** BEGIN Excerpted records **

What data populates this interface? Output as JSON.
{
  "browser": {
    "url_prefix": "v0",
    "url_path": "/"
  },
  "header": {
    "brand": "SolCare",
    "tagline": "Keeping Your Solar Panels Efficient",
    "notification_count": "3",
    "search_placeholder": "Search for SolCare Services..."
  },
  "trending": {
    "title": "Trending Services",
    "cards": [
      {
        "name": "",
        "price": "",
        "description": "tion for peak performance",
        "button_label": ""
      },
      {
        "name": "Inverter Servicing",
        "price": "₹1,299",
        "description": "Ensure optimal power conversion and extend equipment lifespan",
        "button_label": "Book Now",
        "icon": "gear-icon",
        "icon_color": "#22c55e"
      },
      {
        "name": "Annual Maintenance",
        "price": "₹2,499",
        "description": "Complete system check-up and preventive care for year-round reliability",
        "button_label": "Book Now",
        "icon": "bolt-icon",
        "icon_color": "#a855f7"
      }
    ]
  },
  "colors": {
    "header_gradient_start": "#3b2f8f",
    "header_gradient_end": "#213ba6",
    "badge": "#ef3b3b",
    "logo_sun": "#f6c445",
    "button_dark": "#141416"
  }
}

** END Excerpted records **

## What the exercise asks
Collect each line of the entries that has the word "SolCare", copying it in full.

## Answer to the task
    "brand": "SolCare",
    "search_placeholder": "Search for SolCare Services..."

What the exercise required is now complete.